### Task
Write out the records again, exactly, leaving none out.

[Structured figure records]
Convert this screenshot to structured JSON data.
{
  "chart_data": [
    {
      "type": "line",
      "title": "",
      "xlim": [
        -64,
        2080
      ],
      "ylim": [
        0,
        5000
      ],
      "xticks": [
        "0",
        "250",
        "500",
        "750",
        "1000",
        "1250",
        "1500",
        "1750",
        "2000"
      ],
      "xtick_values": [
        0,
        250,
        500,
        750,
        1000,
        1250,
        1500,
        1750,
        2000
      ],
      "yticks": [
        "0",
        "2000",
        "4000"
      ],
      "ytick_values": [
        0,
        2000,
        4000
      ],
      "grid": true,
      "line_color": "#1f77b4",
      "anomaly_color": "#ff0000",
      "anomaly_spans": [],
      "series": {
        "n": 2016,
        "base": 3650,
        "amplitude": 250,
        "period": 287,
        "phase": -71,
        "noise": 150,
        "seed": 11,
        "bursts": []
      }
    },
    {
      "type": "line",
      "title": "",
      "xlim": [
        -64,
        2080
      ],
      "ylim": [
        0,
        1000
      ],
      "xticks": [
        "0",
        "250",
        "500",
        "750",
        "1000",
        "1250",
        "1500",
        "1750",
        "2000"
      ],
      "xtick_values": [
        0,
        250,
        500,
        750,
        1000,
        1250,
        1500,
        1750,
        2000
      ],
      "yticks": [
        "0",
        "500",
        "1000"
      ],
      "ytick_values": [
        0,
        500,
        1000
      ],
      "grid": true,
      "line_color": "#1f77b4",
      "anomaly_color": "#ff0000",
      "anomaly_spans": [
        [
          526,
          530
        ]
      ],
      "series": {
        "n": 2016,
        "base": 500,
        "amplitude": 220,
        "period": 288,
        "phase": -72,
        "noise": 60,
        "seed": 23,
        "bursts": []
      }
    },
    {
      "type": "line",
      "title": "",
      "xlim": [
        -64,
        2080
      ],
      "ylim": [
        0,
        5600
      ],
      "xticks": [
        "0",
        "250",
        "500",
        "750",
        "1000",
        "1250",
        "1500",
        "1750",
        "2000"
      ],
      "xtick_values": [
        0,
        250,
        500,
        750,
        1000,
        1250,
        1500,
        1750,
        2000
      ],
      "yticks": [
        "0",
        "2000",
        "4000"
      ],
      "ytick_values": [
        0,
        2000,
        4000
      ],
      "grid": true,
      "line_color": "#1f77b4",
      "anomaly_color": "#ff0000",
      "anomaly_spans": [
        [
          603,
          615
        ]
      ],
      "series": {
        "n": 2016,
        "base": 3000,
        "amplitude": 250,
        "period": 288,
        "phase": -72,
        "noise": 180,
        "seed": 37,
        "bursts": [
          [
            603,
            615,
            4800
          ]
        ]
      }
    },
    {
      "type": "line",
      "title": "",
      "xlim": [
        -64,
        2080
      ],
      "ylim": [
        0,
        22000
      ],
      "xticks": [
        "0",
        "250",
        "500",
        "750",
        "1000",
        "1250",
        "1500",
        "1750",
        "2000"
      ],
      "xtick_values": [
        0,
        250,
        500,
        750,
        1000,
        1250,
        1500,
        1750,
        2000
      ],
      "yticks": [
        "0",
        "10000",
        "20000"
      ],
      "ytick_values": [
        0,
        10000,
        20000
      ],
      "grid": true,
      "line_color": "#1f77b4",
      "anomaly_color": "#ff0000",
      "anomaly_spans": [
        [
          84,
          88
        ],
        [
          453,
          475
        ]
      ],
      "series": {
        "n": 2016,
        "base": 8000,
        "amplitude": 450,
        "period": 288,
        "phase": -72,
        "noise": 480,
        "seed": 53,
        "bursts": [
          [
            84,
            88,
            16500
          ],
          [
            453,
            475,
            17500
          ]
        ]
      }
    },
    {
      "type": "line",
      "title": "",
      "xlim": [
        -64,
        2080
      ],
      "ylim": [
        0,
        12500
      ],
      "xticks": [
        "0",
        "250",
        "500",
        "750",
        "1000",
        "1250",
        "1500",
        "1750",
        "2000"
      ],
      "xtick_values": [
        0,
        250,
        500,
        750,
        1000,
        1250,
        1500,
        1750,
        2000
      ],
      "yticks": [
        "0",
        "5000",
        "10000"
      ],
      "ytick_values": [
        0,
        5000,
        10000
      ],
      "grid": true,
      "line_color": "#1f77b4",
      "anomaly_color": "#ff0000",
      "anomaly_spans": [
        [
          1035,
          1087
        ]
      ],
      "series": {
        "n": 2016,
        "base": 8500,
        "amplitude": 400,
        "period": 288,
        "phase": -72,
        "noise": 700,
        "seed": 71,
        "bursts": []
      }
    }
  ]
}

### Exercise solution
Convert this screenshot to structured JSON data.
{
  "chart_data": [
    {
      "type": "line",
      "title": "",
      "xlim": [
        -64,
        2080
      ],
      "ylim": [
        0,
        5000
      ],
      "xticks": [
        "0",
        "250",
        "500",
        "750",
        "1000",
        "1250",
        "1500",
        "1750",
        "2000"
      ],
      "xtick_values": [
        0,
        250,
        500,
        750,
        1000,
        1250,
        1500,
        1750,
        2000
      ],
      "yticks": [
        "0",
        "2000",
        "4000"
      ],
      "ytick_values": [
        0,
        2000,
        4000
      ],
      "grid": true,
      "line_color": "#1f77b4",
      "anomaly_color": "#ff0000",
      "anomaly_spans": [],
      "series": {
        "n": 2016,
        "base": 3650,
        "amplitude": 250,
        "period": 287,
        "phase": -71,
        "noise": 150,
        "seed": 11,
        "bursts": []
      }
    },
    {
      "type": "line",
      "title": "",
      "xlim": [
        -64,
        2080
      ],
      "ylim": [
        0,
        1000
      ],
      "xticks": [
        "0",
        "250",
        "500",
        "750",
        "1000",
        "1250",
        "1500",
        "1750",
        "2000"
      ],
      "xtick_values": [
        0,
        250,
        500,
        750,
        1000,
        1250,
        1500,
        1750,
        2000
      ],
      "yticks": [
        "0",
        "500",
        "1000"
      ],
      "ytick_values": [
        0,
        500,
        1000
      ],
      "grid": true,
      "line_color": "#1f77b4",
      "anomaly_color": "#ff0000",
      "anomaly_spans": [
        [
          526,
          530
        ]
      ],
      "series": {
        "n": 2016,
        "base": 500,
        "amplitude": 220,
        "period": 288,
        "phase": -72,
        "noise": 60,
        "seed": 23,
        "bursts": []
      }
    },
    {
      "type": "line",
      "title": "",
      "xlim": [
        -64,
        2080
      ],
      "ylim": [
        0,
        5600
      ],
      "xticks": [
        "0",
        "250",
        "500",
        "750",
        "1000",
        "1250",
        "1500",
        "1750",
        "2000"
      ],
      "xtick_values": [
        0,
        250,
        500,
        750,
        1000,
        1250,
        1500,
        1750,
        2000
      ],
      "yticks": [
        "0",
        "2000",
        "4000"
      ],
      "ytick_values": [
        0,
        2000,
        4000
      ],
      "grid": true,
      "line_color": "#1f77b4",
      "anomaly_color": "#ff0000",
      "anomaly_spans": [
        [
          603,
          615
        ]
      ],
      "series": {
        "n": 2016,
        "base": 3000,
        "amplitude": 250,
        "period": 288,
        "phase": -72,
        "noise": 180,
        "seed": 37,
        "bursts": [
          [
            603,
            615,
            4800
          ]
        ]
      }
    },
    {
      "type": "line",
      "title": "",
      "xlim": [
        -64,
        2080
      ],
      "ylim": [
        0,
        22000
      ],
      "xticks": [
        "0",
        "250",
        "500",
        "750",
        "1000",
        "1250",
        "1500",
        "1750",
        "2000"
      ],
      "xtick_values": [
        0,
        250,
        500,
        750,
        1000,
        1250,
        1500,
        1750,
        2000
      ],
      "yticks": [
        "0",
        "10000",
        "20000"
      ],
      "ytick_values": [
        0,
        10000,
        20000
      ],
      "grid": true,
      "line_color": "#1f77b4",
      "anomaly_color": "#ff0000",
      "anomaly_spans": [
        [
          84,
          88
        ],
        [
          453,
          475
        ]
      ],
      "series": {
        "n": 2016,
        "base": 8000,
        "amplitude": 450,
        "period": 288,
        "phase": -72,
        "noise": 480,
        "seed": 53,
        "bursts": [
          [
            84,
            88,
            16500
          ],
          [
            453,
            475,
            17500
          ]
        ]
      }
    },
    {
      "type": "line",
      "title": "",
      "xlim": [
        -64,
        2080
      ],
      "ylim": [
        0,
        12500
      ],
      "xticks": [
        "0",
        "250",
        "500",
        "750",
        "1000",
        "1250",
        "1500",
        "1750",
        "2000"
      ],
      "xtick_values": [
        0,
        250,
        500,
        750,
        1000,
        1250,
        1500,
        1750,
        2000
      ],
      "yticks": [
        "0",
        "5000",
        "10000"
      ],
      "ytick_values": [
        0,
        5000,
        10000
      ],
      "grid": true,
      "line_color": "#1f77b4",
      "anomaly_color": "#ff0000",
      "anomaly_spans": [
        [
          1035,
          1087
        ]
      ],
      "series": {
        "n": 2016,
        "base": 8500,
        "amplitude": 400,
        "period": 288,
        "phase": -72,
        "noise": 700,
        "seed": 71,
        "bursts": []
      }
    }
  ]
}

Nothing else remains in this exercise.